§ What the exercise asks:
Without the pictures, set down the records below word for word.

• • • • • • •

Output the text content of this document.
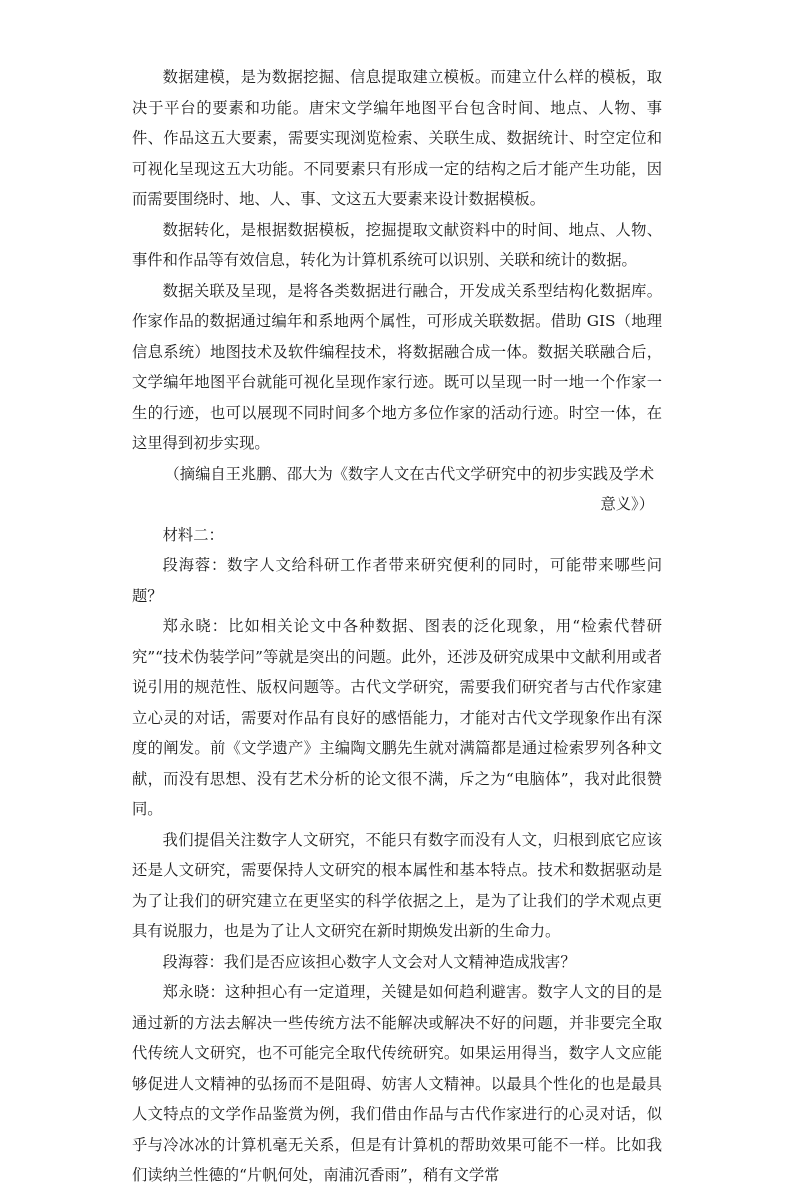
数据建模，是为数据挖掘、信息提取建立模板。而建立什么样的模板，取决于平台的要素和功能。唐宋文学编年地图平台包含时间、地点、人物、事件、作品这五大要素，需要实现浏览检索、关联生成、数据统计、时空定位和可视化呈现这五大功能。不同要素只有形成一定的结构之后才能产生功能，因而需要围绕时、地、人、事、文这五大要素来设计数据模板。

数据转化，是根据数据模板，挖掘提取文献资料中的时间、地点、人物、事件和作品等有效信息，转化为计算机系统可以识别、关联和统计的数据。

数据关联及呈现，是将各类数据进行融合，开发成关系型结构化数据库。作家作品的数据通过编年和系地两个属性，可形成关联数据。借助 GIS（地理信息系统）地图技术及软件编程技术，将数据融合成一体。数据关联融合后，文学编年地图平台就能可视化呈现作家行迹。既可以呈现一时一地一个作家一生的行迹，也可以展现不同时间多个地方多位作家的活动行迹。时空一体，在这里得到初步实现。

（摘编自王兆鹏、邵大为《数字人文在古代文学研究中的初步实践及学术意义》）

材料二：

段海蓉：数字人文给科研工作者带来研究便利的同时，可能带来哪些问题？

郑永晓：比如相关论文中各种数据、图表的泛化现象，用“检索代替研究”“技术伪装学问”等就是突出的问题。此外，还涉及研究成果中文献利用或者说引用的规范性、版权问题等。古代文学研究，需要我们研究者与古代作家建立心灵的对话，需要对作品有良好的感悟能力，才能对古代文学现象作出有深度的阐发。前《文学遗产》主编陶文鹏先生就对满篇都是通过检索罗列各种文献，而没有思想、没有艺术分析的论文很不满，斥之为“电脑体”，我对此很赞同。

我们提倡关注数字人文研究，不能只有数字而没有人文，归根到底它应该还是人文研究，需要保持人文研究的根本属性和基本特点。技术和数据驱动是为了让我们的研究建立在更坚实的科学依据之上，是为了让我们的学术观点更具有说服力，也是为了让人文研究在新时期焕发出新的生命力。

段海蓉：我们是否应该担心数字人文会对人文精神造成戕害？

郑永晓：这种担心有一定道理，关键是如何趋利避害。数字人文的目的是通过新的方法去解决一些传统方法不能解决或解决不好的问题，并非要完全取代传统人文研究，也不可能完全取代传统研究。如果运用得当，数字人文应能够促进人文精神的弘扬而不是阻碍、妨害人文精神。以最具个性化的也是最具人文特点的文学作品鉴赏为例，我们借由作品与古代作家进行的心灵对话，似乎与冷冰冰的计算机毫无关系，但是有计算机的帮助效果可能不一样。比如我们读纳兰性德的“片帆何处，南浦沉香雨”，稍有文学常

• • • • • • •

§ Solution:
Output the text content of this document.
数据建模，是为数据挖掘、信息提取建立模板。而建立什么样的模板，取决于平台的要素和功能。唐宋文学编年地图平台包含时间、地点、人物、事件、作品这五大要素，需要实现浏览检索、关联生成、数据统计、时空定位和可视化呈现这五大功能。不同要素只有形成一定的结构之后才能产生功能，因而需要围绕时、地、人、事、文这五大要素来设计数据模板。

数据转化，是根据数据模板，挖掘提取文献资料中的时间、地点、人物、事件和作品等有效信息，转化为计算机系统可以识别、关联和统计的数据。

数据关联及呈现，是将各类数据进行融合，开发成关系型结构化数据库。作家作品的数据通过编年和系地两个属性，可形成关联数据。借助 GIS（地理信息系统）地图技术及软件编程技术，将数据融合成一体。数据关联融合后，文学编年地图平台就能可视化呈现作家行迹。既可以呈现一时一地一个作家一生的行迹，也可以展现不同时间多个地方多位作家的活动行迹。时空一体，在这里得到初步实现。

（摘编自王兆鹏、邵大为《数字人文在古代文学研究中的初步实践及学术意义》）

材料二：

段海蓉：数字人文给科研工作者带来研究便利的同时，可能带来哪些问题？

郑永晓：比如相关论文中各种数据、图表的泛化现象，用“检索代替研究”“技术伪装学问”等就是突出的问题。此外，还涉及研究成果中文献利用或者说引用的规范性、版权问题等。古代文学研究，需要我们研究者与古代作家建立心灵的对话，需要对作品有良好的感悟能力，才能对古代文学现象作出有深度的阐发。前《文学遗产》主编陶文鹏先生就对满篇都是通过检索罗列各种文献，而没有思想、没有艺术分析的论文很不满，斥之为“电脑体”，我对此很赞同。

我们提倡关注数字人文研究，不能只有数字而没有人文，归根到底它应该还是人文研究，需要保持人文研究的根本属性和基本特点。技术和数据驱动是为了让我们的研究建立在更坚实的科学依据之上，是为了让我们的学术观点更具有说服力，也是为了让人文研究在新时期焕发出新的生命力。

段海蓉：我们是否应该担心数字人文会对人文精神造成戕害？

郑永晓：这种担心有一定道理，关键是如何趋利避害。数字人文的目的是通过新的方法去解决一些传统方法不能解决或解决不好的问题，并非要完全取代传统人文研究，也不可能完全取代传统研究。如果运用得当，数字人文应能够促进人文精神的弘扬而不是阻碍、妨害人文精神。以最具个性化的也是最具人文特点的文学作品鉴赏为例，我们借由作品与古代作家进行的心灵对话，似乎与冷冰冰的计算机毫无关系，但是有计算机的帮助效果可能不一样。比如我们读纳兰性德的“片帆何处，南浦沉香雨”，稍有文学常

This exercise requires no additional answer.